== EXERCISE BRIEF ==
What follows is a set of records; repeat all of them exactly.

== EXERCISE INPUTS ==
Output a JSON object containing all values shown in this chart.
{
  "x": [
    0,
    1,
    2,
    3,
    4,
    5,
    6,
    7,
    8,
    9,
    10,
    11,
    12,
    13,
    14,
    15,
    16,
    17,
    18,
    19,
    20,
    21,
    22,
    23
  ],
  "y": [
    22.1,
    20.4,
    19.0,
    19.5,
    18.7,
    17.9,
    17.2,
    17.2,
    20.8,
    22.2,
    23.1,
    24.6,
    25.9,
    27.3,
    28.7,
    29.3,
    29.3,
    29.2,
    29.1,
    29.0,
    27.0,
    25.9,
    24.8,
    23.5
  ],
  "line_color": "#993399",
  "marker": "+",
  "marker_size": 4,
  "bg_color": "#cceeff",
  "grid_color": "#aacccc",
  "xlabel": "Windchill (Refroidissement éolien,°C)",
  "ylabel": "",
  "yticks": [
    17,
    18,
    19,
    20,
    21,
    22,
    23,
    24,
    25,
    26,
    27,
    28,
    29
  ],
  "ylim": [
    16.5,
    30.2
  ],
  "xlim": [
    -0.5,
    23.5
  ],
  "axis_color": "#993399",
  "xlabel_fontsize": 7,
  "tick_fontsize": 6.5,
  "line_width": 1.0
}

== RESULT ==
Output a JSON object containing all values shown in this chart.
{
  "x": [
    0,
    1,
    2,
    3,
    4,
    5,
    6,
    7,
    8,
    9,
    10,
    11,
    12,
    13,
    14,
    15,
    16,
    17,
    18,
    19,
    20,
    21,
    22,
    23
  ],
  "y": [
    22.1,
    20.4,
    19.0,
    19.5,
    18.7,
    17.9,
    17.2,
    17.2,
    20.8,
    22.2,
    23.1,
    24.6,
    25.9,
    27.3,
    28.7,
    29.3,
    29.3,
    29.2,
    29.1,
    29.0,
    27.0,
    25.9,
    24.8,
    23.5
  ],
  "line_color": "#993399",
  "marker": "+",
  "marker_size": 4,
  "bg_color": "#cceeff",
  "grid_color": "#aacccc",
  "xlabel": "Windchill (Refroidissement éolien,°C)",
  "ylabel": "",
  "yticks": [
    17,
    18,
    19,
    20,
    21,
    22,
    23,
    24,
    25,
    26,
    27,
    28,
    29
  ],
  "ylim": [
    16.5,
    30.2
  ],
  "xlim": [
    -0.5,
    23.5
  ],
  "axis_color": "#993399",
  "xlabel_fontsize": 7,
  "tick_fontsize": 6.5,
  "line_width": 1.0
}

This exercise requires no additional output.